- [YOUR OBJECTIVE]:
From the first line to the last, give the records again exactly.

Page content transcription data
((

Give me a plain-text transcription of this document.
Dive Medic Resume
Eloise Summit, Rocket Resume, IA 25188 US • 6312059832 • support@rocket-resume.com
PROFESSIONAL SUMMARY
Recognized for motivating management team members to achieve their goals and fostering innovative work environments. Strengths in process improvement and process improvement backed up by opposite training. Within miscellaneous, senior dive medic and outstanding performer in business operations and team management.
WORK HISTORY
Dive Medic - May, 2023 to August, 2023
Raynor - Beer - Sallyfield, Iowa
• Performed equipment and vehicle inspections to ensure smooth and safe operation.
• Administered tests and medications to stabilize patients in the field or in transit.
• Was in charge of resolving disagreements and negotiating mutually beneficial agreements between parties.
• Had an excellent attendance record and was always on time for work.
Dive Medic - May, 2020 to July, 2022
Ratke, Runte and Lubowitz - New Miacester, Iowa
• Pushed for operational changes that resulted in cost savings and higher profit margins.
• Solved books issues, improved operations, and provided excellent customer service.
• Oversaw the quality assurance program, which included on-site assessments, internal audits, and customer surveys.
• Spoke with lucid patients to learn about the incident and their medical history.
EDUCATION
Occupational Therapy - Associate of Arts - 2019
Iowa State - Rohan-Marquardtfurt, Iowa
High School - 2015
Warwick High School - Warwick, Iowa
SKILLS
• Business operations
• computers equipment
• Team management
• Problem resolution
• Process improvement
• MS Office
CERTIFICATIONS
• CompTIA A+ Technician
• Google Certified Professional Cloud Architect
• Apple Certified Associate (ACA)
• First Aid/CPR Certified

))

- [ANSWER FOR THE TASK]:
Give me a plain-text transcription of this document.
Dive Medic Resume
Eloise Summit, Rocket Resume, IA 25188 US • 6312059832 • support@rocket-resume.com
PROFESSIONAL SUMMARY
Recognized for motivating management team members to achieve their goals and fostering innovative work environments. Strengths in process improvement and process improvement backed up by opposite training. Within miscellaneous, senior dive medic and outstanding performer in business operations and team management.
WORK HISTORY
Dive Medic - May, 2023 to August, 2023
Raynor - Beer - Sallyfield, Iowa
• Performed equipment and vehicle inspections to ensure smooth and safe operation.
• Administered tests and medications to stabilize patients in the field or in transit.
• Was in charge of resolving disagreements and negotiating mutually beneficial agreements between parties.
• Had an excellent attendance record and was always on time for work.
Dive Medic - May, 2020 to July, 2022
Ratke, Runte and Lubowitz - New Miacester, Iowa
• Pushed for operational changes that resulted in cost savings and higher profit margins.
• Solved books issues, improved operations, and provided excellent customer service.
• Oversaw the quality assurance program, which included on-site assessments, internal audits, and customer surveys.
• Spoke with lucid patients to learn about the incident and their medical history.
EDUCATION
Occupational Therapy - Associate of Arts - 2019
Iowa State - Rohan-Marquardtfurt, Iowa
High School - 2015
Warwick High School - Warwick, Iowa
SKILLS
• Business operations
• computers equipment
• Team management
• Problem resolution
• Process improvement
• MS Office
CERTIFICATIONS
• CompTIA A+ Technician
• Google Certified Professional Cloud Architect
• Apple Certified Associate (ACA)
• First Aid/CPR Certified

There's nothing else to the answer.